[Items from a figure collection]
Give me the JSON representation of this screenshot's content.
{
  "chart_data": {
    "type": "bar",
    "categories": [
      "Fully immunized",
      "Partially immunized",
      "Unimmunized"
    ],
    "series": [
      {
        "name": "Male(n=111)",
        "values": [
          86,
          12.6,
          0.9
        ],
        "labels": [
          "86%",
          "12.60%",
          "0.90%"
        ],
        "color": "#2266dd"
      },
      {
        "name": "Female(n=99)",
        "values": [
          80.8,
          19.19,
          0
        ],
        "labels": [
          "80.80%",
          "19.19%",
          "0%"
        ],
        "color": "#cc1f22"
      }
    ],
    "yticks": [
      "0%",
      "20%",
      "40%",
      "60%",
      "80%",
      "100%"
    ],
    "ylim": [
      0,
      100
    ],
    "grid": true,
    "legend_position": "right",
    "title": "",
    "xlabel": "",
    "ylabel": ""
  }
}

**WHAT IS ASKED**
Output all records verbatim.

**THE SOLUTION**
Give me the JSON representation of this screenshot's content.
{
  "chart_data": {
    "type": "bar",
    "categories": [
      "Fully immunized",
      "Partially immunized",
      "Unimmunized"
    ],
    "series": [
      {
        "name": "Male(n=111)",
        "values": [
          86,
          12.6,
          0.9
        ],
        "labels": [
          "86%",
          "12.60%",
          "0.90%"
        ],
        "color": "#2266dd"
      },
      {
        "name": "Female(n=99)",
        "values": [
          80.8,
          19.19,
          0
        ],
        "labels": [
          "80.80%",
          "19.19%",
          "0%"
        ],
        "color": "#cc1f22"
      }
    ],
    "yticks": [
      "0%",
      "20%",
      "40%",
      "60%",
      "80%",
      "100%"
    ],
    "ylim": [
      0,
      100
    ],
    "grid": true,
    "legend_position": "right",
    "title": "",
    "xlabel": "",
    "ylabel": ""
  }
}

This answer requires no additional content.